* **Problem details**:
Copy each line holding the string "Яндекс".

* **Dataset**:
- - -

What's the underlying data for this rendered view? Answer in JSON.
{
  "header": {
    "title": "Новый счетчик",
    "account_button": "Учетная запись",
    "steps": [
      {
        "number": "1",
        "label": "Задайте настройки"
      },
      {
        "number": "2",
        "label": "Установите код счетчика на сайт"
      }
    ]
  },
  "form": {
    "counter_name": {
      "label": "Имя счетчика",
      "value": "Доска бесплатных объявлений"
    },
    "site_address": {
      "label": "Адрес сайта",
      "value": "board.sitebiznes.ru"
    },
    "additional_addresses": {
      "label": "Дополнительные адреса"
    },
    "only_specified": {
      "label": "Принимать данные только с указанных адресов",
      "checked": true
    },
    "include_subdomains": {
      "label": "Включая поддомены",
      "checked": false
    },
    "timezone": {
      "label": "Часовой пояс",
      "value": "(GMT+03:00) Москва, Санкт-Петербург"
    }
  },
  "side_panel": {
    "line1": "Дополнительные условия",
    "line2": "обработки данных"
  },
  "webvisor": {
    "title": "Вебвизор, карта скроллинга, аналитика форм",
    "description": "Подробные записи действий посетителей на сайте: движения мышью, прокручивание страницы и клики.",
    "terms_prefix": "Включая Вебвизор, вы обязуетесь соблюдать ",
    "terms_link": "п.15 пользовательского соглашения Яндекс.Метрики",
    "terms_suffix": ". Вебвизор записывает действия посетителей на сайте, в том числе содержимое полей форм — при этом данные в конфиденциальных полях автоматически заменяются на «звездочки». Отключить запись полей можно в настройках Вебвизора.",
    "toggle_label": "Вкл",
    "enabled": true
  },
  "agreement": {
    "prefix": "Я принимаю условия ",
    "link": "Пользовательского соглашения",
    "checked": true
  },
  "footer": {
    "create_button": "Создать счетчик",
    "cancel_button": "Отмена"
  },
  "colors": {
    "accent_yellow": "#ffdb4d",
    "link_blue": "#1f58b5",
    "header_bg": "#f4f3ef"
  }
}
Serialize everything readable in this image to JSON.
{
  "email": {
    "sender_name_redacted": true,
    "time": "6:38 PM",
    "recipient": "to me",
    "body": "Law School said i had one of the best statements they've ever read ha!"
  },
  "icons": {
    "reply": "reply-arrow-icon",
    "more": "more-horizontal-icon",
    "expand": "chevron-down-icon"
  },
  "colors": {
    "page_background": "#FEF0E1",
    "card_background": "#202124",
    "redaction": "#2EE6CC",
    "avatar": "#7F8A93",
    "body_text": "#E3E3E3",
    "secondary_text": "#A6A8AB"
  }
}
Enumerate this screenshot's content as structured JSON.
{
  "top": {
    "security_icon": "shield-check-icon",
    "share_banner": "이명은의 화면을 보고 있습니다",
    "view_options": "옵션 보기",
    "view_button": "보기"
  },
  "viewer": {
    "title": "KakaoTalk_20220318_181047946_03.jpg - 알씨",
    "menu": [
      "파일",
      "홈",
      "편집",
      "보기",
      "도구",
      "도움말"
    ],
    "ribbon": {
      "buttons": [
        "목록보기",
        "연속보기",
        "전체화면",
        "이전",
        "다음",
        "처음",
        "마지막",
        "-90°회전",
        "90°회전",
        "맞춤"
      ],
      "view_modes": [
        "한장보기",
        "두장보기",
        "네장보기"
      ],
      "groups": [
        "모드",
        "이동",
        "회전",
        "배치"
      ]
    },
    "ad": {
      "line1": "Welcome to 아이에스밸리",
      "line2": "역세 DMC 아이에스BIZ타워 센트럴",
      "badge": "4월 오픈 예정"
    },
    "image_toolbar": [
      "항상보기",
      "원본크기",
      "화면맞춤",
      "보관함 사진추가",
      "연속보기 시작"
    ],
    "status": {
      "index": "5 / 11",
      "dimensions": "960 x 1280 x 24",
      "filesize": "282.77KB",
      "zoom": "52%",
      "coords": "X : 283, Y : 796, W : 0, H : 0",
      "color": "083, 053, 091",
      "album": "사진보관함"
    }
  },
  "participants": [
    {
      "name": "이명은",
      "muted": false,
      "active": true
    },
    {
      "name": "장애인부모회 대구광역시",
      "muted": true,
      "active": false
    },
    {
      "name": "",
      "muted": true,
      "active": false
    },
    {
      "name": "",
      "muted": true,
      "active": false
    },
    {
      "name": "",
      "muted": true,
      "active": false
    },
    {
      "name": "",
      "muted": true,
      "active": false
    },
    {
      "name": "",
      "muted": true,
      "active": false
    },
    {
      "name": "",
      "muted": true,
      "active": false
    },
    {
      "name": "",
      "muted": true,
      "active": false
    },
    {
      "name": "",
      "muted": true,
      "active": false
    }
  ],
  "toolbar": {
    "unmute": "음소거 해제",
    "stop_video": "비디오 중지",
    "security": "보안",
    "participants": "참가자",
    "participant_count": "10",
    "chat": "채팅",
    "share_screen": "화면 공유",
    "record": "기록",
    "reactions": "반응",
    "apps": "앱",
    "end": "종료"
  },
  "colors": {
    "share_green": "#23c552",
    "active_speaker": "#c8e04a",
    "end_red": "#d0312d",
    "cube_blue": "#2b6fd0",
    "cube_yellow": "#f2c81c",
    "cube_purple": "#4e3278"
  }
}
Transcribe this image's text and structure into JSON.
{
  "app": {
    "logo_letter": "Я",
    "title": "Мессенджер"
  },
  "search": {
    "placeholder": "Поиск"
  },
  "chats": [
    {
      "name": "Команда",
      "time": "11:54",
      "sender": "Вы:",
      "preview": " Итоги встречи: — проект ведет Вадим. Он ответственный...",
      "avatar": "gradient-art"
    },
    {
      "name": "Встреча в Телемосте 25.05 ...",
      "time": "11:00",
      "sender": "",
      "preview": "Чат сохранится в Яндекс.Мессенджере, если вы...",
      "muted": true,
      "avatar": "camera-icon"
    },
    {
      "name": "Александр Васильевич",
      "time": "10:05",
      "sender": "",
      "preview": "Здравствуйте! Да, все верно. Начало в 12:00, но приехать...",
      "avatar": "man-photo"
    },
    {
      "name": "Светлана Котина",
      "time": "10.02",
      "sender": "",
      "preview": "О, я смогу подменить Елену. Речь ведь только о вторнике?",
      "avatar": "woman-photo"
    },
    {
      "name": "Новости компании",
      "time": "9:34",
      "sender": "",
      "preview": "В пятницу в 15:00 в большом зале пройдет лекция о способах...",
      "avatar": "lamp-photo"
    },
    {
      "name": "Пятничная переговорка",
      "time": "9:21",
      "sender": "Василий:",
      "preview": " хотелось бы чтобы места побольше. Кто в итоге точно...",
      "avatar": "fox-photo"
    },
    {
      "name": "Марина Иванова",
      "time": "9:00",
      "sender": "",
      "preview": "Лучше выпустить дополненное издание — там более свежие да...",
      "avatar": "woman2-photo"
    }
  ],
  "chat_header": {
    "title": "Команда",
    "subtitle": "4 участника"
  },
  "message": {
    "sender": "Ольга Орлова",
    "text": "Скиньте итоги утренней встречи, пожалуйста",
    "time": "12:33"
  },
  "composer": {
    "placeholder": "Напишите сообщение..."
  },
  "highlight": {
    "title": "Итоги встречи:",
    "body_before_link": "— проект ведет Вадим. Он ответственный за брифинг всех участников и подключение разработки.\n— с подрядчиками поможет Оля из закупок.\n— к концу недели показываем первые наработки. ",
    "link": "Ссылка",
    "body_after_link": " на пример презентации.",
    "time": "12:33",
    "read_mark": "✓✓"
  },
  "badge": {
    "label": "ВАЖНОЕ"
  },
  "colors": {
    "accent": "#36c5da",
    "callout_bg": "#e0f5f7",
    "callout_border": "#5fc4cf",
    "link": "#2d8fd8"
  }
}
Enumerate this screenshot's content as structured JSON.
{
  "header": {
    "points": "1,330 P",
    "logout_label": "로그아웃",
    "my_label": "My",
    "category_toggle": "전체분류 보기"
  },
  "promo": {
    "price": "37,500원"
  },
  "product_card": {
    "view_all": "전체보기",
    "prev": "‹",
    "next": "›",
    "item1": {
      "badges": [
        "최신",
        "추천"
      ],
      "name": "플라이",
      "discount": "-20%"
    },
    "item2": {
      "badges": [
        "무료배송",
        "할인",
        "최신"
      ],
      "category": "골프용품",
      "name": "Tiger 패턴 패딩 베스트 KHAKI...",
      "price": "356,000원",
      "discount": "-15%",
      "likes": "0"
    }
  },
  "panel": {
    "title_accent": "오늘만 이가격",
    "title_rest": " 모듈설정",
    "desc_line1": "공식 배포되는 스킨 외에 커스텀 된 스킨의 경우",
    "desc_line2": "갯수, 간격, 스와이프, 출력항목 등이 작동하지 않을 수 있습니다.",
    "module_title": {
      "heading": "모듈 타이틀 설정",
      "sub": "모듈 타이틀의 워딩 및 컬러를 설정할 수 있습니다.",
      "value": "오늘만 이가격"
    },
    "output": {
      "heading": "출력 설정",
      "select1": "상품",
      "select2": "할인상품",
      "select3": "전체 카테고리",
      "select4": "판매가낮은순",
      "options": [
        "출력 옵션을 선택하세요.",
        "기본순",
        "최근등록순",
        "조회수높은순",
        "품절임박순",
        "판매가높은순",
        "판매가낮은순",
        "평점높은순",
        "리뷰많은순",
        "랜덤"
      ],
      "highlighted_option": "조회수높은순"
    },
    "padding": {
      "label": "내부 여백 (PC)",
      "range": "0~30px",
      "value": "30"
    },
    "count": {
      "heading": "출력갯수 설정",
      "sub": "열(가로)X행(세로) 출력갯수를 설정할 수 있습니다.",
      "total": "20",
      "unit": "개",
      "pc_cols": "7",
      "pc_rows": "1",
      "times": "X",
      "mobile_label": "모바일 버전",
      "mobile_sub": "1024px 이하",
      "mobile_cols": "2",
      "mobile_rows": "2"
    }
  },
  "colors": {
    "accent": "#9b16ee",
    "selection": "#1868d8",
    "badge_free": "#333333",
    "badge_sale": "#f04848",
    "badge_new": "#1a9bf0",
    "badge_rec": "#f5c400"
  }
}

- - -

* **Answer to the exercise**:
    "terms_link": "п.15 пользовательского соглашения Яндекс.Метрики",
      "preview": "Чат сохранится в Яндекс.Мессенджере, если вы...",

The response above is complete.